▸ **WHAT IS ASKED**
Copy out every line of the records where the string "Fields" occurs.

── RECORDS TO USE

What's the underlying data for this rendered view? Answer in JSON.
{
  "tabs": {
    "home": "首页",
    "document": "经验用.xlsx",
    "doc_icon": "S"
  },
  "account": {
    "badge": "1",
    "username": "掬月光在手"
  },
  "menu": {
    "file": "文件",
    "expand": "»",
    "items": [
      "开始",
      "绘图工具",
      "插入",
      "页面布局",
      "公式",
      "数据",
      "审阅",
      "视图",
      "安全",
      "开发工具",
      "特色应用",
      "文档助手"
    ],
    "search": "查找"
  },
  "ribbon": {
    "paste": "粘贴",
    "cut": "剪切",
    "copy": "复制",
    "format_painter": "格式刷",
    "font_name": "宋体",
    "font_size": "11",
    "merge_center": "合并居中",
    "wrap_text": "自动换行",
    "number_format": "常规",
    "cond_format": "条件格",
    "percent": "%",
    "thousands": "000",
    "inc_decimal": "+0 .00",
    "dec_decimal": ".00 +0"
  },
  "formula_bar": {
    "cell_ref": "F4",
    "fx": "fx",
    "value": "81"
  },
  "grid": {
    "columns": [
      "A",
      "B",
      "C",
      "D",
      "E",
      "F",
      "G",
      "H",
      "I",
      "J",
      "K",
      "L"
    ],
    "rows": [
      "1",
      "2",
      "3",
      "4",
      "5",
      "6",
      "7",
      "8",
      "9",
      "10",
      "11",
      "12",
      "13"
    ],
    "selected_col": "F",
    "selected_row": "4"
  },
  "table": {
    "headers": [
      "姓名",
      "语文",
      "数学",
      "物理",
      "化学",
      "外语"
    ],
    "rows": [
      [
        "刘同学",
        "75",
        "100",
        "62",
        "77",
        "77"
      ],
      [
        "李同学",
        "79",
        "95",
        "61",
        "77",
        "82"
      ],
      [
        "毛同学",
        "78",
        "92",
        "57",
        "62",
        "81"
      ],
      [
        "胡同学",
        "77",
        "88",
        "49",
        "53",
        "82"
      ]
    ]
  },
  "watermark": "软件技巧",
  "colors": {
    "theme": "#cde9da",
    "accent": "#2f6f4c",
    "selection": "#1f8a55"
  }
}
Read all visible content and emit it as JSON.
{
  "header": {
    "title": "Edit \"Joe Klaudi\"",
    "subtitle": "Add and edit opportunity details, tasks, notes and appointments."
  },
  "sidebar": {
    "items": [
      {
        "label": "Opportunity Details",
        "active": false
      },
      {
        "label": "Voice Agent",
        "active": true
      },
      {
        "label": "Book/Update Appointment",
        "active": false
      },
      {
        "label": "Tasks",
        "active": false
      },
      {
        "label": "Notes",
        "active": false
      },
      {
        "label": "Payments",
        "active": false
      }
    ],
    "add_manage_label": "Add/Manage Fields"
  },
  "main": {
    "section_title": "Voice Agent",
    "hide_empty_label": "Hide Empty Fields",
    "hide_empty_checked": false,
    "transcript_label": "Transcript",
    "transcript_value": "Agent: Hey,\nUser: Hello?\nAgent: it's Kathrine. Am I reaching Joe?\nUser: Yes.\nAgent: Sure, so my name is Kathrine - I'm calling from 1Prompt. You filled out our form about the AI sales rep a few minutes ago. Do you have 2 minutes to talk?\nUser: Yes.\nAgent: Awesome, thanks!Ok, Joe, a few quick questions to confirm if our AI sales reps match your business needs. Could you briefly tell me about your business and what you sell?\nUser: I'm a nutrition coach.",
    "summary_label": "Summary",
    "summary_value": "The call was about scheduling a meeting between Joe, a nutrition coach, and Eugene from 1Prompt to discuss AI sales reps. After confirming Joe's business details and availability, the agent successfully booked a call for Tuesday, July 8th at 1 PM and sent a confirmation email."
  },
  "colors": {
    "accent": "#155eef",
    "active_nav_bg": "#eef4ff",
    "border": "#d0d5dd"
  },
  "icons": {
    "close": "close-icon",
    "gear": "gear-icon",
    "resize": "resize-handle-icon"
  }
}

────

▸ **COMPLETED TASK**
    "add_manage_label": "Add/Manage Fields"
    "hide_empty_label": "Hide Empty Fields",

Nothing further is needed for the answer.